Exercise: The entries below contain pictures. Retype everything except those pictures, exactly as given.

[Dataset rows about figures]
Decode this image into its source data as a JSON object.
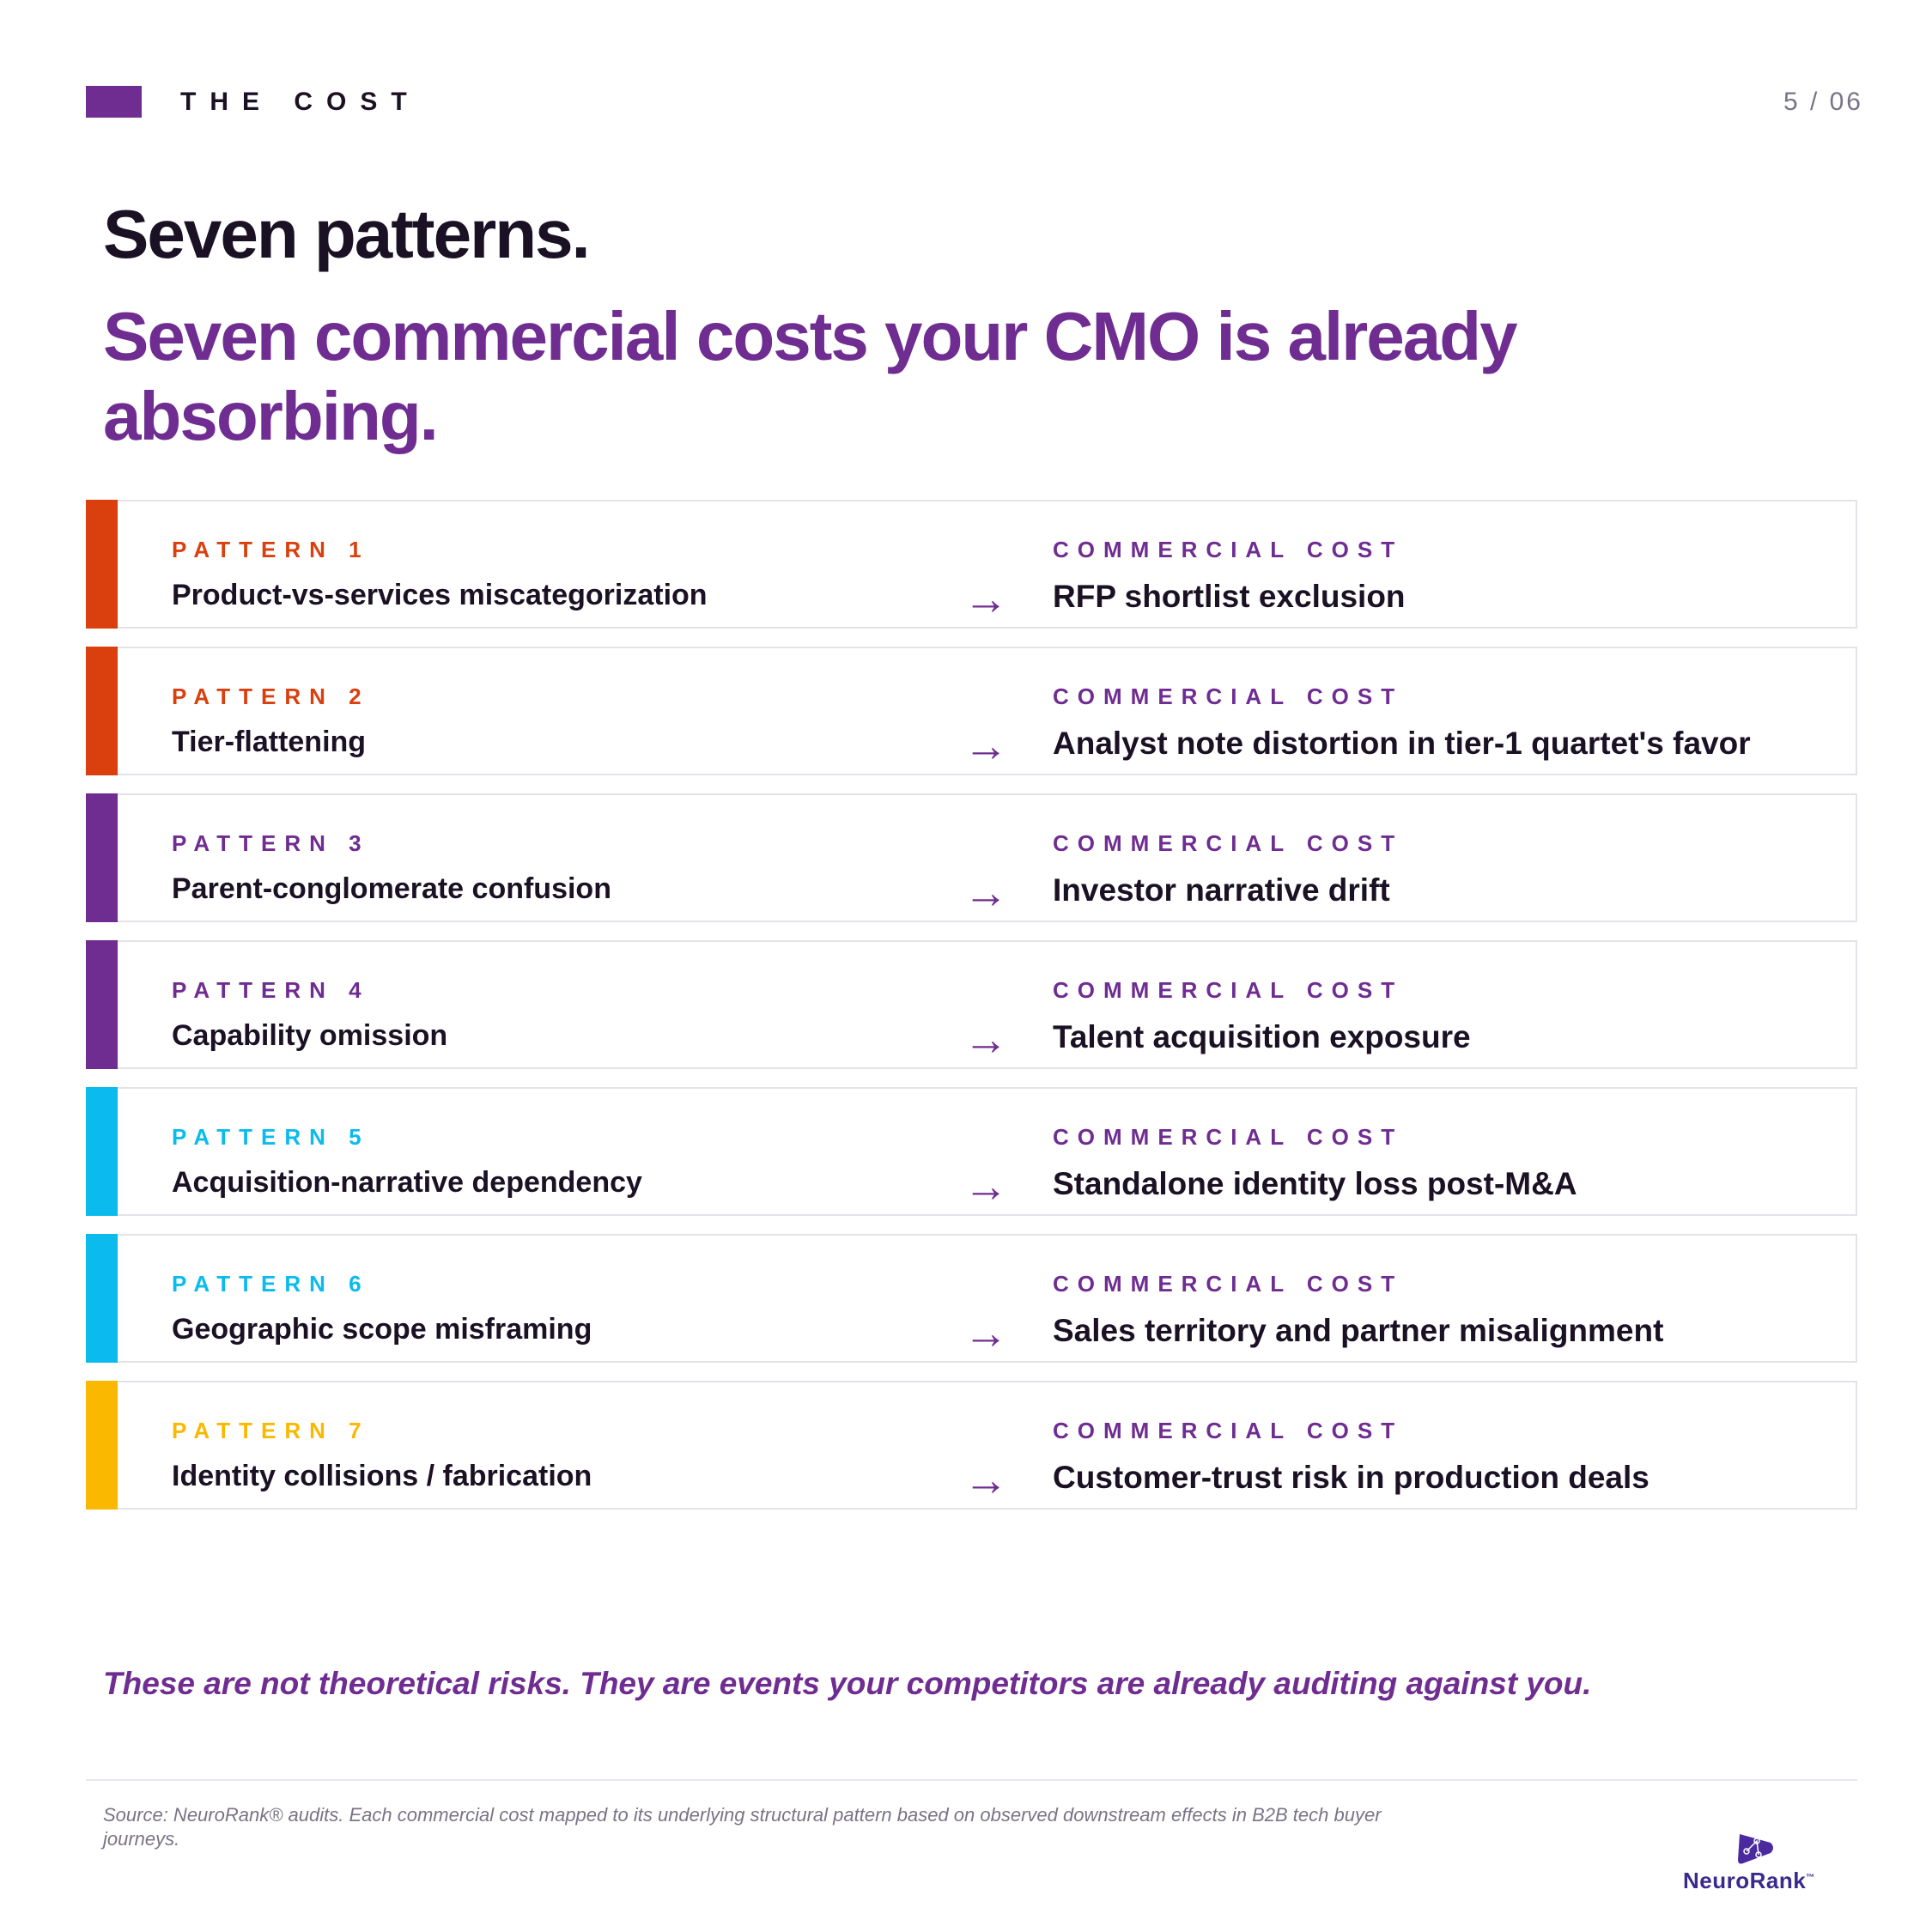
{
  "header": {
    "kicker": "THE COST",
    "page": "5 / 06"
  },
  "title": "Seven patterns.",
  "subtitle": "Seven commercial costs your CMO is already absorbing.",
  "rows": [
    {
      "label": "PATTERN 1",
      "name": "Product-vs-services miscategorization",
      "cost_label": "COMMERCIAL COST",
      "cost": "RFP shortlist exclusion",
      "color": "#d9400e"
    },
    {
      "label": "PATTERN 2",
      "name": "Tier-flattening",
      "cost_label": "COMMERCIAL COST",
      "cost": "Analyst note distortion in tier-1 quartet's favor",
      "color": "#d9400e"
    },
    {
      "label": "PATTERN 3",
      "name": "Parent-conglomerate confusion",
      "cost_label": "COMMERCIAL COST",
      "cost": "Investor narrative drift",
      "color": "#6f2c91"
    },
    {
      "label": "PATTERN 4",
      "name": "Capability omission",
      "cost_label": "COMMERCIAL COST",
      "cost": "Talent acquisition exposure",
      "color": "#6f2c91"
    },
    {
      "label": "PATTERN 5",
      "name": "Acquisition-narrative dependency",
      "cost_label": "COMMERCIAL COST",
      "cost": "Standalone identity loss post-M&A",
      "color": "#0bbbee"
    },
    {
      "label": "PATTERN 6",
      "name": "Geographic scope misframing",
      "cost_label": "COMMERCIAL COST",
      "cost": "Sales territory and partner misalignment",
      "color": "#0bbbee"
    },
    {
      "label": "PATTERN 7",
      "name": "Identity collisions / fabrication",
      "cost_label": "COMMERCIAL COST",
      "cost": "Customer-trust risk in production deals",
      "color": "#fbb800"
    }
  ],
  "arrow": "→",
  "tagline": "These are not theoretical risks. They are events your competitors are already auditing against you.",
  "source": "Source: NeuroRank® audits. Each commercial cost mapped to its underlying structural pattern based on observed downstream effects in B2B tech buyer journeys.",
  "logo": {
    "wordmark": "NeuroRank",
    "tm": "™",
    "icon": "neurorank-logo-icon"
  },
  "colors": {
    "accent": "#6f2c91",
    "orange": "#d9400e",
    "cyan": "#0bbbee",
    "yellow": "#fbb800"
  }
}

Worked answer:
Decode this image into its source data as a JSON object.
{
  "header": {
    "kicker": "THE COST",
    "page": "5 / 06"
  },
  "title": "Seven patterns.",
  "subtitle": "Seven commercial costs your CMO is already absorbing.",
  "rows": [
    {
      "label": "PATTERN 1",
      "name": "Product-vs-services miscategorization",
      "cost_label": "COMMERCIAL COST",
      "cost": "RFP shortlist exclusion",
      "color": "#d9400e"
    },
    {
      "label": "PATTERN 2",
      "name": "Tier-flattening",
      "cost_label": "COMMERCIAL COST",
      "cost": "Analyst note distortion in tier-1 quartet's favor",
      "color": "#d9400e"
    },
    {
      "label": "PATTERN 3",
      "name": "Parent-conglomerate confusion",
      "cost_label": "COMMERCIAL COST",
      "cost": "Investor narrative drift",
      "color": "#6f2c91"
    },
    {
      "label": "PATTERN 4",
      "name": "Capability omission",
      "cost_label": "COMMERCIAL COST",
      "cost": "Talent acquisition exposure",
      "color": "#6f2c91"
    },
    {
      "label": "PATTERN 5",
      "name": "Acquisition-narrative dependency",
      "cost_label": "COMMERCIAL COST",
      "cost": "Standalone identity loss post-M&A",
      "color": "#0bbbee"
    },
    {
      "label": "PATTERN 6",
      "name": "Geographic scope misframing",
      "cost_label": "COMMERCIAL COST",
      "cost": "Sales territory and partner misalignment",
      "color": "#0bbbee"
    },
    {
      "label": "PATTERN 7",
      "name": "Identity collisions / fabrication",
      "cost_label": "COMMERCIAL COST",
      "cost": "Customer-trust risk in production deals",
      "color": "#fbb800"
    }
  ],
  "arrow": "→",
  "tagline": "These are not theoretical risks. They are events your competitors are already auditing against you.",
  "source": "Source: NeuroRank® audits. Each commercial cost mapped to its underlying structural pattern based on observed downstream effects in B2B tech buyer journeys.",
  "logo": {
    "wordmark": "NeuroRank",
    "tm": "™",
    "icon": "neurorank-logo-icon"
  },
  "colors": {
    "accent": "#6f2c91",
    "orange": "#d9400e",
    "cyan": "#0bbbee",
    "yellow": "#fbb800"
  }
}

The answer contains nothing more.